TASK DATA
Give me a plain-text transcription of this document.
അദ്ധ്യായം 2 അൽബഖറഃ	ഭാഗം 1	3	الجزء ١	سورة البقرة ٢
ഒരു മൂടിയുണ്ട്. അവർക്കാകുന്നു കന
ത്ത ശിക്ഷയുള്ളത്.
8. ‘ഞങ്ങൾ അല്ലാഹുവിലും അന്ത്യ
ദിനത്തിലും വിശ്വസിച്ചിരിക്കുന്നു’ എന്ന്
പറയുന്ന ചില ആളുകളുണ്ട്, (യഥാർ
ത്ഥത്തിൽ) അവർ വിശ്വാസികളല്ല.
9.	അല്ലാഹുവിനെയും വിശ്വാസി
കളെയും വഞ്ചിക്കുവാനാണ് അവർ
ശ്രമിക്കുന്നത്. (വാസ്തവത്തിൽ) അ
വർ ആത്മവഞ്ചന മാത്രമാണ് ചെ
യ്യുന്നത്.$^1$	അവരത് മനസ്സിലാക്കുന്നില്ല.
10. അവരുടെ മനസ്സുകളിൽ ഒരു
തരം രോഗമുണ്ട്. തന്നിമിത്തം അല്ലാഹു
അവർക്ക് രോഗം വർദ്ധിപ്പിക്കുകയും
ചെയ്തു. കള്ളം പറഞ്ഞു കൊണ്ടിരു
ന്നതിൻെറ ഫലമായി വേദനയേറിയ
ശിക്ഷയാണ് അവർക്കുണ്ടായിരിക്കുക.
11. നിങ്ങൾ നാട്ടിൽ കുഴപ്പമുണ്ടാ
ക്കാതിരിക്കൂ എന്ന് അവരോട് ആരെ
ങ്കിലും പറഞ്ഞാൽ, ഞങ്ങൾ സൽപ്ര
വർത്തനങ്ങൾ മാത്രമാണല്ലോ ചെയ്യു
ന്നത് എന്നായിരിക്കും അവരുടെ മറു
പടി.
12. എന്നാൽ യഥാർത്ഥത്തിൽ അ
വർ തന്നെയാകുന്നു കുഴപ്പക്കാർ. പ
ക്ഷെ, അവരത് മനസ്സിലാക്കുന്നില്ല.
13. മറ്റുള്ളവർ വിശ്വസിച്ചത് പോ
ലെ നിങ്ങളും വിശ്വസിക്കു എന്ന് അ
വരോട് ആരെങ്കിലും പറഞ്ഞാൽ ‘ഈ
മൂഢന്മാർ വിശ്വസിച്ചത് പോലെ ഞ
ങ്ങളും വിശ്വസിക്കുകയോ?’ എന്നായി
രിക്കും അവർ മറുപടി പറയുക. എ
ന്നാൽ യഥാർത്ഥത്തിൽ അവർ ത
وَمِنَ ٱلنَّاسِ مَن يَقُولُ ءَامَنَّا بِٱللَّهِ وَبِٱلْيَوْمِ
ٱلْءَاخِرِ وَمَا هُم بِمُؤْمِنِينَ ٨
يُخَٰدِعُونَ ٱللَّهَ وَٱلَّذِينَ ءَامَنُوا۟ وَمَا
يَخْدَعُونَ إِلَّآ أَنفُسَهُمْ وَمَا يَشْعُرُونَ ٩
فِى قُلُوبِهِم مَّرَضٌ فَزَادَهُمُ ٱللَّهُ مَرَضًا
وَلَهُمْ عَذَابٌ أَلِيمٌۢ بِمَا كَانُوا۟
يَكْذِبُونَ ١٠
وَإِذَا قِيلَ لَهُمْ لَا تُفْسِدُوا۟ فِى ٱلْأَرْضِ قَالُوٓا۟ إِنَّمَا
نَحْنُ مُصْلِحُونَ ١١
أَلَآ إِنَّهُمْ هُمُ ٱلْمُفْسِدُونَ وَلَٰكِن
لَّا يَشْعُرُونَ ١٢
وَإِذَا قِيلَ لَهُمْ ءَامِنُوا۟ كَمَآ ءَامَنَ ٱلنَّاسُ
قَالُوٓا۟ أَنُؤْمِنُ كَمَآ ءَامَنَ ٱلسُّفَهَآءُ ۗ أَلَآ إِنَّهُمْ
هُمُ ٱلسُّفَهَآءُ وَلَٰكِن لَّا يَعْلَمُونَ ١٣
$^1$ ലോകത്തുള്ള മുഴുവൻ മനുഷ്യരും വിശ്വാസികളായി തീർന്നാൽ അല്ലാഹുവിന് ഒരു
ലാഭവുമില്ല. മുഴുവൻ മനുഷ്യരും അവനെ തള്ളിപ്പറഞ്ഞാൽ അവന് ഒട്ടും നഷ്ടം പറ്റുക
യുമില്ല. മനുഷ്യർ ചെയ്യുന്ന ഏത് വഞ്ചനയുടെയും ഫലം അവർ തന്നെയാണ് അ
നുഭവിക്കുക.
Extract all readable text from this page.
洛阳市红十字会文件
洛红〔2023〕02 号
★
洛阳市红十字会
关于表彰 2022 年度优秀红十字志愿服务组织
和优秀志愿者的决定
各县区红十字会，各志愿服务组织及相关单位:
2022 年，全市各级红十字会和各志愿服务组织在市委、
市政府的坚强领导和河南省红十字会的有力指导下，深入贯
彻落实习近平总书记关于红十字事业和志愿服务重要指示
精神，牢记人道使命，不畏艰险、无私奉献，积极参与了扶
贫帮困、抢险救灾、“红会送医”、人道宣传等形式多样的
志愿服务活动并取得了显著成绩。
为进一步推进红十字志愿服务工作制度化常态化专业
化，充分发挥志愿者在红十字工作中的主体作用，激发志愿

TASK DIRECTIONS
Go over the records above line by line and count those holding the word "text". Reply only with the number.

OUTPUT FOR THIS EXERCISE
2